+++ INPUT DATA

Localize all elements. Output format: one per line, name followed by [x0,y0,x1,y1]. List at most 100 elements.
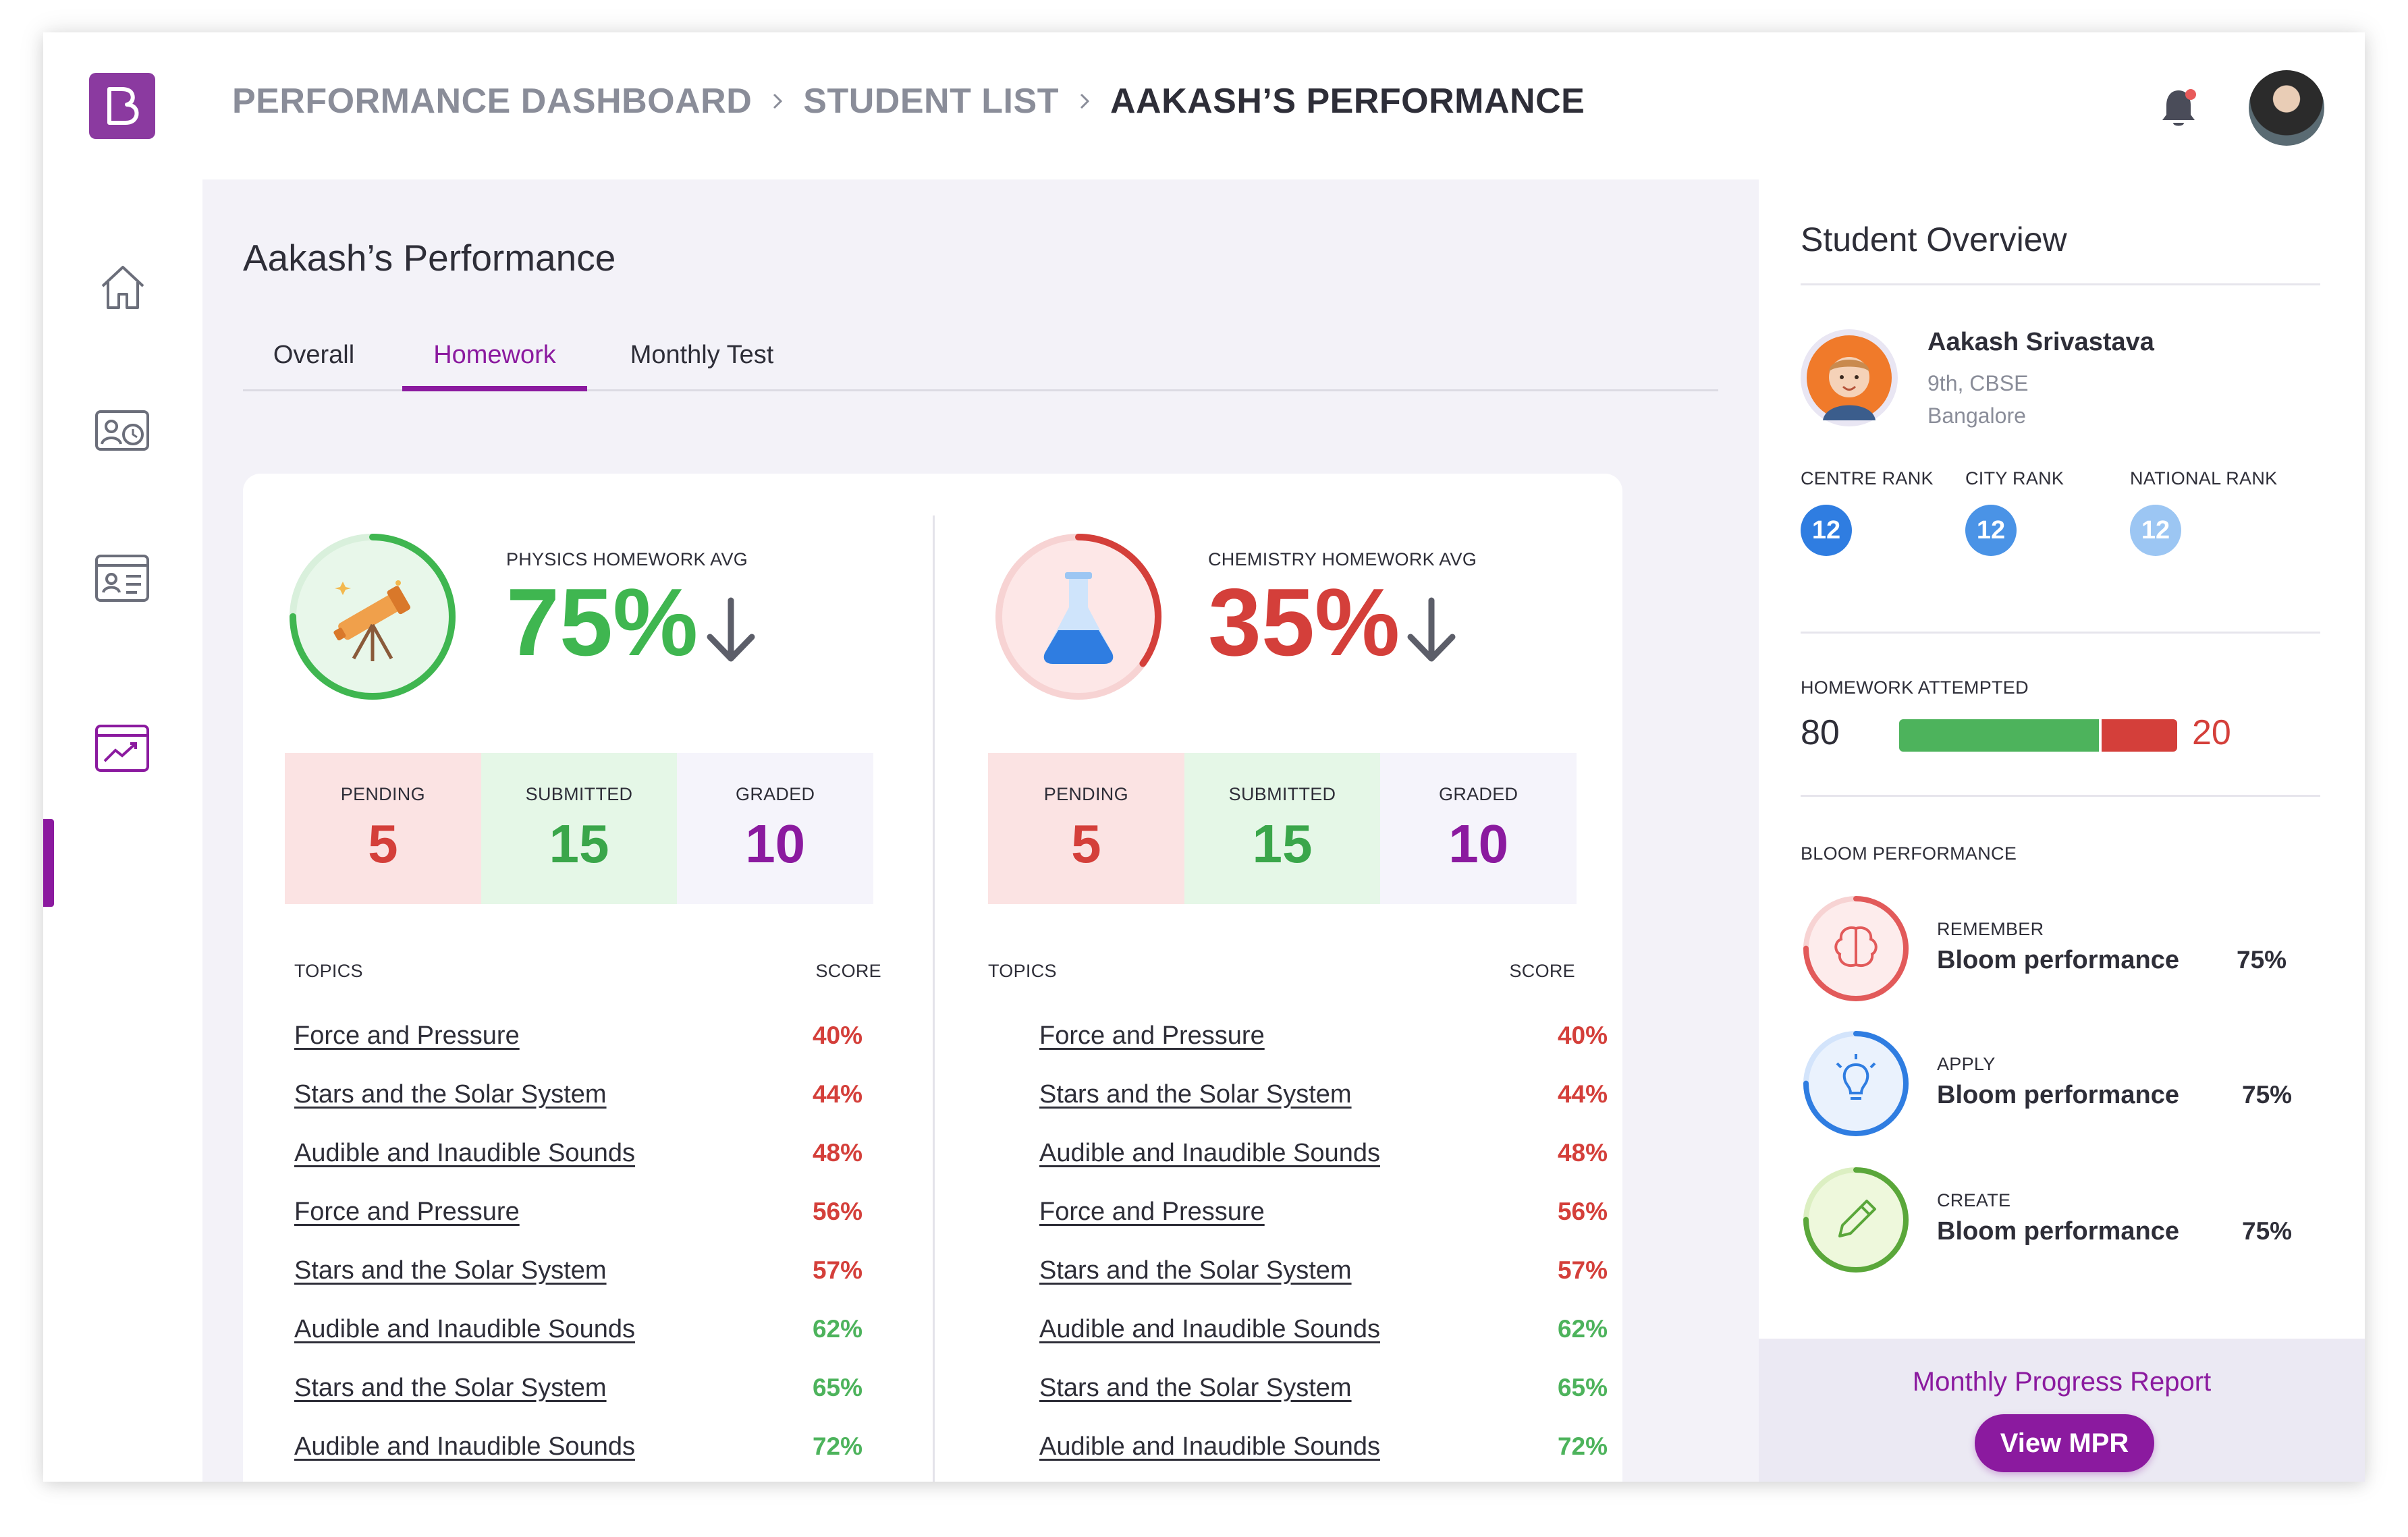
topics-column-header: TOPICS [294,961,363,981]
topic-link[interactable]: Stars and the Solar System [1039,1374,1352,1403]
bloom-create: CREATE Bloom performance 75% [1801,1165,2327,1279]
stat-value: 15 [1252,814,1313,874]
view-mpr-button[interactable]: View MPR [1975,1414,2154,1472]
topic-row: Audible and Inaudible Sounds 48% [294,1139,875,1179]
stat-label: GRADED [1439,784,1518,804]
arrow-down-icon [1401,594,1462,668]
divider [1801,632,2320,634]
tab-monthly-test[interactable]: Monthly Test [603,333,800,391]
bloom-category: CREATE [1937,1190,2011,1210]
bloom-value: 75% [2242,1217,2293,1245]
stat-value: 15 [549,814,609,874]
topic-score: 48% [812,1139,863,1167]
topic-link[interactable]: Stars and the Solar System [1039,1080,1352,1109]
breadcrumb-current: AAKASH’S PERFORMANCE [1110,82,1585,121]
bloom-performance-label: BLOOM PERFORMANCE [1801,843,2017,864]
tab-bar: Overall Homework Monthly Test [243,333,1718,391]
national-rank-badge: 12 [2130,505,2181,556]
topic-row: Audible and Inaudible Sounds 62% [294,1315,875,1356]
bloom-category: APPLY [1937,1054,1996,1074]
topic-score: 57% [812,1256,863,1284]
stat-label: SUBMITTED [525,784,633,804]
topic-score: 57% [1557,1256,1608,1284]
telescope-icon [333,580,411,661]
topic-score: 56% [1557,1198,1608,1225]
top-bar: PERFORMANCE DASHBOARD STUDENT LIST AAKAS… [43,32,2365,179]
physics-progress-ring [285,529,460,704]
physics-section: PHYSICS HOMEWORK AVG 75% PENDING 5 SUBMI… [243,474,918,1482]
bloom-text: Bloom performance [1937,1217,2179,1246]
topic-link[interactable]: Force and Pressure [294,1198,520,1227]
student-name: Aakash Srivastava [1927,328,2154,356]
notification-bell-icon[interactable] [2154,84,2203,132]
topic-row: Stars and the Solar System 44% [1039,1080,1620,1121]
homework-attempted-count: 80 [1801,713,1840,752]
national-rank-label: NATIONAL RANK [2130,468,2278,488]
bloom-category: REMEMBER [1937,919,2044,939]
student-overview-panel: Student Overview Aakash Srivastava 9th, … [1759,179,2365,1482]
bloom-text: Bloom performance [1937,946,2179,974]
topic-link[interactable]: Audible and Inaudible Sounds [294,1139,635,1168]
topic-link[interactable]: Stars and the Solar System [1039,1256,1352,1285]
topic-link[interactable]: Audible and Inaudible Sounds [1039,1139,1380,1168]
chemistry-section: CHEMISTRY HOMEWORK AVG 35% PENDING 5 SUB… [931,474,1608,1482]
topic-link[interactable]: Stars and the Solar System [294,1080,607,1109]
app-logo[interactable] [89,73,155,139]
overview-title: Student Overview [1801,221,2067,258]
topic-link[interactable]: Audible and Inaudible Sounds [294,1432,635,1461]
topic-link[interactable]: Audible and Inaudible Sounds [1039,1315,1380,1344]
stat-label: GRADED [736,784,815,804]
chemistry-progress-ring [991,529,1166,704]
topic-link[interactable]: Force and Pressure [1039,1198,1265,1227]
breadcrumb: PERFORMANCE DASHBOARD STUDENT LIST AAKAS… [232,81,1585,121]
homework-not-attempted-count: 20 [2192,713,2231,752]
notification-dot [2185,89,2196,100]
nav-performance-icon[interactable] [89,714,157,781]
topic-row: Force and Pressure 40% [1039,1022,1620,1062]
topic-score: 65% [812,1374,863,1401]
bloom-text: Bloom performance [1937,1081,2179,1109]
topic-link[interactable]: Force and Pressure [294,1022,520,1051]
stat-label: PENDING [1043,784,1128,804]
pending-stat: PENDING 5 [988,753,1184,904]
tab-overall[interactable]: Overall [243,333,385,391]
main-panel: Aakash’s Performance Overall Homework Mo… [202,179,1759,1482]
physics-avg-label: PHYSICS HOMEWORK AVG [506,549,748,569]
topic-score: 44% [1557,1080,1608,1108]
score-column-header: SCORE [815,961,881,981]
topic-row: Force and Pressure 56% [1039,1198,1620,1238]
centre-rank-badge: 12 [1801,505,1852,556]
student-avatar-icon [1807,335,1892,420]
topic-link[interactable]: Stars and the Solar System [294,1256,607,1285]
nav-attendance-icon[interactable] [89,397,157,464]
breadcrumb-student-list[interactable]: STUDENT LIST [803,81,1059,121]
divider [1801,283,2320,285]
stat-value: 5 [1071,814,1101,874]
topic-link[interactable]: Stars and the Solar System [294,1374,607,1403]
stat-value: 10 [745,814,806,874]
topic-score: 48% [1557,1139,1608,1167]
topic-link[interactable]: Audible and Inaudible Sounds [1039,1432,1380,1461]
bloom-value: 75% [2237,946,2287,974]
user-avatar[interactable] [2249,70,2324,146]
topic-score: 40% [1557,1022,1608,1049]
topics-header: TOPICS SCORE [294,961,881,982]
topic-link[interactable]: Audible and Inaudible Sounds [294,1315,635,1344]
chevron-right-icon [771,91,784,111]
topics-column-header: TOPICS [988,961,1057,981]
tab-homework[interactable]: Homework [402,333,587,391]
topic-score: 56% [812,1198,863,1225]
stat-value: 10 [1448,814,1509,874]
student-grade: 9th, CBSE [1927,371,2029,395]
topic-row: Audible and Inaudible Sounds 62% [1039,1315,1620,1356]
nav-home-icon[interactable] [89,254,157,321]
bloom-apply: APPLY Bloom performance 75% [1801,1028,2327,1143]
breadcrumb-dashboard[interactable]: PERFORMANCE DASHBOARD [232,81,752,121]
nav-id-card-icon[interactable] [89,544,157,611]
mpr-title: Monthly Progress Report [1912,1367,2212,1397]
physics-stats: PENDING 5 SUBMITTED 15 GRADED 10 [285,753,874,904]
stat-label: PENDING [340,784,425,804]
physics-avg-value: 75% [506,569,699,676]
pencil-icon [1803,1167,1909,1273]
topic-link[interactable]: Force and Pressure [1039,1022,1265,1051]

++++++

• [EXERCISE GOAL]: Rewrite every row above with "Audible and Inaudible Sounds" replaced by "Sound and Hearing" and everything else unchanged. Leave out the pictures.

• [CORRECT RESULT]:
Localize all elements. Output format: one per line, name followed by [x0,y0,x1,y1]. List at most 100 elements.
topics-column-header: TOPICS [294,961,363,981]
topic-link[interactable]: Stars and the Solar System [1039,1374,1352,1403]
bloom-create: CREATE Bloom performance 75% [1801,1165,2327,1279]
stat-value: 15 [1252,814,1313,874]
view-mpr-button[interactable]: View MPR [1975,1414,2154,1472]
topic-row: Sound and Hearing 48% [294,1139,875,1179]
stat-label: GRADED [1439,784,1518,804]
arrow-down-icon [1401,594,1462,668]
divider [1801,632,2320,634]
tab-monthly-test[interactable]: Monthly Test [603,333,800,391]
bloom-category: CREATE [1937,1190,2011,1210]
bloom-value: 75% [2242,1217,2293,1245]
stat-value: 15 [549,814,609,874]
topic-score: 48% [812,1139,863,1167]
topic-link[interactable]: Stars and the Solar System [1039,1080,1352,1109]
breadcrumb-current: AAKASH’S PERFORMANCE [1110,82,1585,121]
bloom-performance-label: BLOOM PERFORMANCE [1801,843,2017,864]
tab-bar: Overall Homework Monthly Test [243,333,1718,391]
national-rank-badge: 12 [2130,505,2181,556]
topic-row: Sound and Hearing 62% [294,1315,875,1356]
bloom-category: APPLY [1937,1054,1996,1074]
topic-score: 57% [812,1256,863,1284]
stat-label: SUBMITTED [525,784,633,804]
topic-score: 57% [1557,1256,1608,1284]
telescope-icon [333,580,411,661]
topic-score: 56% [1557,1198,1608,1225]
top-bar: PERFORMANCE DASHBOARD STUDENT LIST AAKAS… [43,32,2365,179]
physics-progress-ring [285,529,460,704]
physics-section: PHYSICS HOMEWORK AVG 75% PENDING 5 SUBMI… [243,474,918,1482]
bloom-text: Bloom performance [1937,1217,2179,1246]
topic-link[interactable]: Force and Pressure [294,1198,520,1227]
student-name: Aakash Srivastava [1927,328,2154,356]
notification-bell-icon[interactable] [2154,84,2203,132]
topic-row: Stars and the Solar System 44% [1039,1080,1620,1121]
homework-attempted-count: 80 [1801,713,1840,752]
national-rank-label: NATIONAL RANK [2130,468,2278,488]
bloom-category: REMEMBER [1937,919,2044,939]
student-overview-panel: Student Overview Aakash Srivastava 9th, … [1759,179,2365,1482]
bloom-text: Bloom performance [1937,946,2179,974]
topic-link[interactable]: Sound and Hearing [294,1139,635,1168]
topic-link[interactable]: Stars and the Solar System [1039,1256,1352,1285]
topic-link[interactable]: Sound and Hearing [1039,1139,1380,1168]
chemistry-section: CHEMISTRY HOMEWORK AVG 35% PENDING 5 SUB… [931,474,1608,1482]
topic-link[interactable]: Stars and the Solar System [294,1080,607,1109]
app-logo[interactable] [89,73,155,139]
overview-title: Student Overview [1801,221,2067,258]
topic-link[interactable]: Sound and Hearing [294,1432,635,1461]
topic-link[interactable]: Sound and Hearing [1039,1315,1380,1344]
stat-label: GRADED [736,784,815,804]
chemistry-progress-ring [991,529,1166,704]
topic-link[interactable]: Force and Pressure [1039,1198,1265,1227]
breadcrumb: PERFORMANCE DASHBOARD STUDENT LIST AAKAS… [232,81,1585,121]
homework-not-attempted-count: 20 [2192,713,2231,752]
notification-dot [2185,89,2196,100]
nav-performance-icon[interactable] [89,714,157,781]
topic-row: Force and Pressure 40% [1039,1022,1620,1062]
topic-score: 65% [812,1374,863,1401]
bloom-text: Bloom performance [1937,1081,2179,1109]
topic-link[interactable]: Force and Pressure [294,1022,520,1051]
stat-label: PENDING [1043,784,1128,804]
pending-stat: PENDING 5 [988,753,1184,904]
tab-overall[interactable]: Overall [243,333,385,391]
main-panel: Aakash’s Performance Overall Homework Mo… [202,179,1759,1482]
physics-avg-label: PHYSICS HOMEWORK AVG [506,549,748,569]
topic-score: 44% [1557,1080,1608,1108]
score-column-header: SCORE [815,961,881,981]
topic-row: Force and Pressure 56% [1039,1198,1620,1238]
centre-rank-badge: 12 [1801,505,1852,556]
student-avatar-icon [1807,335,1892,420]
topic-link[interactable]: Stars and the Solar System [294,1256,607,1285]
nav-attendance-icon[interactable] [89,397,157,464]
breadcrumb-student-list[interactable]: STUDENT LIST [803,81,1059,121]
divider [1801,283,2320,285]
stat-value: 5 [1071,814,1101,874]
topic-link[interactable]: Stars and the Solar System [294,1374,607,1403]
stat-value: 10 [745,814,806,874]
topic-score: 48% [1557,1139,1608,1167]
topic-link[interactable]: Sound and Hearing [1039,1432,1380,1461]
bloom-value: 75% [2237,946,2287,974]
user-avatar[interactable] [2249,70,2324,146]
topic-score: 40% [1557,1022,1608,1049]
topics-header: TOPICS SCORE [294,961,881,982]
topic-link[interactable]: Sound and Hearing [294,1315,635,1344]
chevron-right-icon [771,91,784,111]
topics-column-header: TOPICS [988,961,1057,981]
tab-homework[interactable]: Homework [402,333,587,391]
topic-score: 56% [812,1198,863,1225]
stat-value: 10 [1448,814,1509,874]
student-grade: 9th, CBSE [1927,371,2029,395]
topic-row: Sound and Hearing 62% [1039,1315,1620,1356]
nav-home-icon[interactable] [89,254,157,321]
bloom-apply: APPLY Bloom performance 75% [1801,1028,2327,1143]
breadcrumb-dashboard[interactable]: PERFORMANCE DASHBOARD [232,81,752,121]
nav-id-card-icon[interactable] [89,544,157,611]
mpr-title: Monthly Progress Report [1912,1367,2212,1397]
physics-stats: PENDING 5 SUBMITTED 15 GRADED 10 [285,753,874,904]
stat-label: PENDING [340,784,425,804]
physics-avg-value: 75% [506,569,699,676]
pencil-icon [1803,1167,1909,1273]
topic-link[interactable]: Force and Pressure [1039,1022,1265,1051]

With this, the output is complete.